Challenge:
Reproduce the records below exactly as they appear, omitting any pictures they contain.

Stored data:

----------------

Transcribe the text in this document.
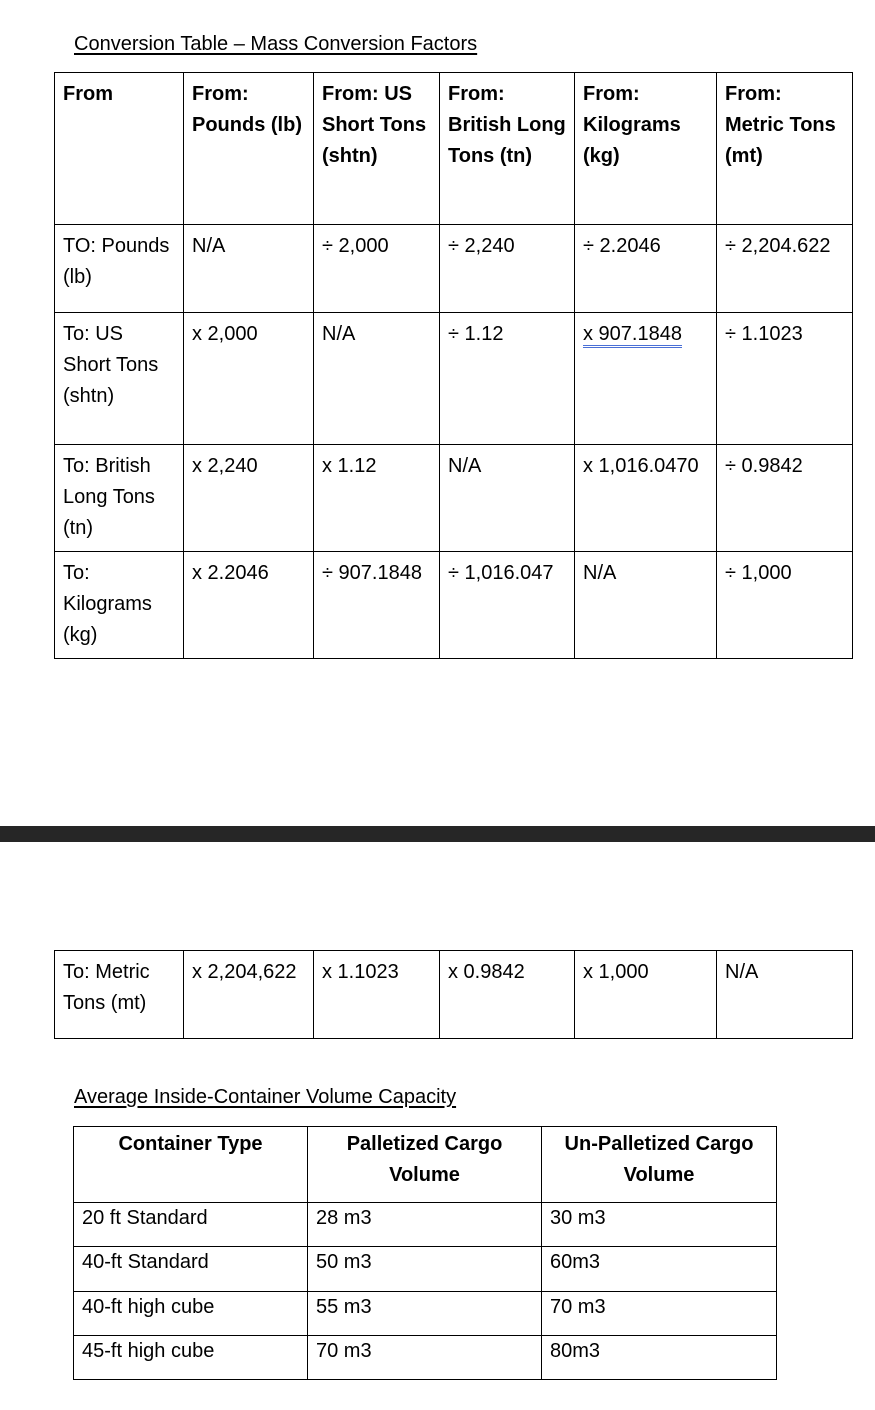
Conversion Table – Mass Conversion Factors

From	From: Pounds (lb)	From: US Short Tons (shtn)	From: British Long Tons (tn)	From: Kilograms (kg)	From: Metric Tons (mt)
TO: Pounds (lb)	N/A	÷ 2,000	÷ 2,240	÷ 2.2046	÷ 2,204.622
To: US Short Tons (shtn)	x 2,000	N/A	÷ 1.12	x 907.1848	÷ 1.1023
To: British Long Tons (tn)	x 2,240	x 1.12	N/A	x 1,016.0470	÷ 0.9842
To: Kilograms (kg)	x 2.2046	÷ 907.1848	÷ 1,016.047	N/A	÷ 1,000
To: Metric Tons (mt)	x 2,204,622	x 1.1023	x 0.9842	x 1,000	N/A

Average Inside-Container Volume Capacity

Container Type	Palletized Cargo Volume	Un-Palletized Cargo Volume
20 ft Standard	28 m3	30 m3
40-ft Standard	50 m3	60m3
40-ft high cube	55 m3	70 m3
45-ft high cube	70 m3	80m3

----------------

Solved problem:
Transcribe the text in this document.
Conversion Table – Mass Conversion Factors

From	From: Pounds (lb)	From: US Short Tons (shtn)	From: British Long Tons (tn)	From: Kilograms (kg)	From: Metric Tons (mt)
TO: Pounds (lb)	N/A	÷ 2,000	÷ 2,240	÷ 2.2046	÷ 2,204.622
To: US Short Tons (shtn)	x 2,000	N/A	÷ 1.12	x 907.1848	÷ 1.1023
To: British Long Tons (tn)	x 2,240	x 1.12	N/A	x 1,016.0470	÷ 0.9842
To: Kilograms (kg)	x 2.2046	÷ 907.1848	÷ 1,016.047	N/A	÷ 1,000
To: Metric Tons (mt)	x 2,204,622	x 1.1023	x 0.9842	x 1,000	N/A

Average Inside-Container Volume Capacity

Container Type	Palletized Cargo Volume	Un-Palletized Cargo Volume
20 ft Standard	28 m3	30 m3
40-ft Standard	50 m3	60m3
40-ft high cube	55 m3	70 m3
45-ft high cube	70 m3	80m3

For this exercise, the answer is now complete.